§ Task
Transcribe the entries below exactly; leave every image out.

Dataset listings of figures
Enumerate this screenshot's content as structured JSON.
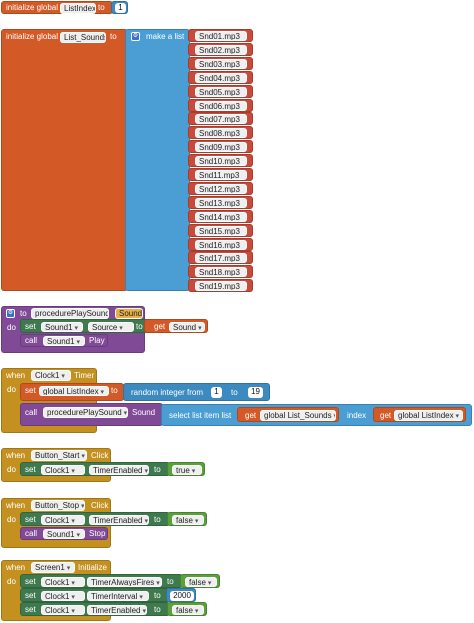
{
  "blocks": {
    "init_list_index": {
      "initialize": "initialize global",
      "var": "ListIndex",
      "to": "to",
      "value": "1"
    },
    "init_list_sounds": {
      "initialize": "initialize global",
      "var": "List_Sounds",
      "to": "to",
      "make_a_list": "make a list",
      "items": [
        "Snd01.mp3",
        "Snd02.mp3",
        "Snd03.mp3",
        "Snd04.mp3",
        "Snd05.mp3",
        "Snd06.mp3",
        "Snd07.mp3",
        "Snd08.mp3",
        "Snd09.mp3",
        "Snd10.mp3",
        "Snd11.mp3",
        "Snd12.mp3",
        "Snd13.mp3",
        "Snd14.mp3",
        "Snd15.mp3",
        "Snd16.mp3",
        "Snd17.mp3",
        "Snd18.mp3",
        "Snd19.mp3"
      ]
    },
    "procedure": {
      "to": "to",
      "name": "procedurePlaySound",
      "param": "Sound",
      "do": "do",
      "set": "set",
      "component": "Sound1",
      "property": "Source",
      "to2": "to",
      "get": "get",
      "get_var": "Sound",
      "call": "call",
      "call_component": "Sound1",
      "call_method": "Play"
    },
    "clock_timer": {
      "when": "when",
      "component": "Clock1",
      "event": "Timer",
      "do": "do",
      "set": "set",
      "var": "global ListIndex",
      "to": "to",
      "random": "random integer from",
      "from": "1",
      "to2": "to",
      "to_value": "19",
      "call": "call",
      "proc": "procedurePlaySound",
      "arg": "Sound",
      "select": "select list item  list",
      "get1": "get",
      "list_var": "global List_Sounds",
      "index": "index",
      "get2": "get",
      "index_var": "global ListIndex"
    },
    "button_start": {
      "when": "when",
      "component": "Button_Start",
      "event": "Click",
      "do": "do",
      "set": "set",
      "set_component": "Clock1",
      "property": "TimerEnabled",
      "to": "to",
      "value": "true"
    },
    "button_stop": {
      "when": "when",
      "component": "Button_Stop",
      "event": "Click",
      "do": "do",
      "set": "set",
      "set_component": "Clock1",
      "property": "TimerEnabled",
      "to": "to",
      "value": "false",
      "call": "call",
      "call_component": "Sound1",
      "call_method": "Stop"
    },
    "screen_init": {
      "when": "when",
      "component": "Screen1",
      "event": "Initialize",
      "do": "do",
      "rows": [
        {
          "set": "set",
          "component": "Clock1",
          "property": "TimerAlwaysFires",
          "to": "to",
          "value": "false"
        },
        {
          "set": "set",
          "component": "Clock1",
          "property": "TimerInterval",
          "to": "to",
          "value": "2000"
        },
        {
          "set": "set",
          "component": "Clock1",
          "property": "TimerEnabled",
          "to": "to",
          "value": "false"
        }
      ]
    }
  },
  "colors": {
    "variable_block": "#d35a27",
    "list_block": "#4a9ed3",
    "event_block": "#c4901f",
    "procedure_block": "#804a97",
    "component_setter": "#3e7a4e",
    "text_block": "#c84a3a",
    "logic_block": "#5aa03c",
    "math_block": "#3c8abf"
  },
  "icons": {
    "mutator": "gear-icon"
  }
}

§ Written answer
Enumerate this screenshot's content as structured JSON.
{
  "blocks": {
    "init_list_index": {
      "initialize": "initialize global",
      "var": "ListIndex",
      "to": "to",
      "value": "1"
    },
    "init_list_sounds": {
      "initialize": "initialize global",
      "var": "List_Sounds",
      "to": "to",
      "make_a_list": "make a list",
      "items": [
        "Snd01.mp3",
        "Snd02.mp3",
        "Snd03.mp3",
        "Snd04.mp3",
        "Snd05.mp3",
        "Snd06.mp3",
        "Snd07.mp3",
        "Snd08.mp3",
        "Snd09.mp3",
        "Snd10.mp3",
        "Snd11.mp3",
        "Snd12.mp3",
        "Snd13.mp3",
        "Snd14.mp3",
        "Snd15.mp3",
        "Snd16.mp3",
        "Snd17.mp3",
        "Snd18.mp3",
        "Snd19.mp3"
      ]
    },
    "procedure": {
      "to": "to",
      "name": "procedurePlaySound",
      "param": "Sound",
      "do": "do",
      "set": "set",
      "component": "Sound1",
      "property": "Source",
      "to2": "to",
      "get": "get",
      "get_var": "Sound",
      "call": "call",
      "call_component": "Sound1",
      "call_method": "Play"
    },
    "clock_timer": {
      "when": "when",
      "component": "Clock1",
      "event": "Timer",
      "do": "do",
      "set": "set",
      "var": "global ListIndex",
      "to": "to",
      "random": "random integer from",
      "from": "1",
      "to2": "to",
      "to_value": "19",
      "call": "call",
      "proc": "procedurePlaySound",
      "arg": "Sound",
      "select": "select list item  list",
      "get1": "get",
      "list_var": "global List_Sounds",
      "index": "index",
      "get2": "get",
      "index_var": "global ListIndex"
    },
    "button_start": {
      "when": "when",
      "component": "Button_Start",
      "event": "Click",
      "do": "do",
      "set": "set",
      "set_component": "Clock1",
      "property": "TimerEnabled",
      "to": "to",
      "value": "true"
    },
    "button_stop": {
      "when": "when",
      "component": "Button_Stop",
      "event": "Click",
      "do": "do",
      "set": "set",
      "set_component": "Clock1",
      "property": "TimerEnabled",
      "to": "to",
      "value": "false",
      "call": "call",
      "call_component": "Sound1",
      "call_method": "Stop"
    },
    "screen_init": {
      "when": "when",
      "component": "Screen1",
      "event": "Initialize",
      "do": "do",
      "rows": [
        {
          "set": "set",
          "component": "Clock1",
          "property": "TimerAlwaysFires",
          "to": "to",
          "value": "false"
        },
        {
          "set": "set",
          "component": "Clock1",
          "property": "TimerInterval",
          "to": "to",
          "value": "2000"
        },
        {
          "set": "set",
          "component": "Clock1",
          "property": "TimerEnabled",
          "to": "to",
          "value": "false"
        }
      ]
    }
  },
  "colors": {
    "variable_block": "#d35a27",
    "list_block": "#4a9ed3",
    "event_block": "#c4901f",
    "procedure_block": "#804a97",
    "component_setter": "#3e7a4e",
    "text_block": "#c84a3a",
    "logic_block": "#5aa03c",
    "math_block": "#3c8abf"
  },
  "icons": {
    "mutator": "gear-icon"
  }
}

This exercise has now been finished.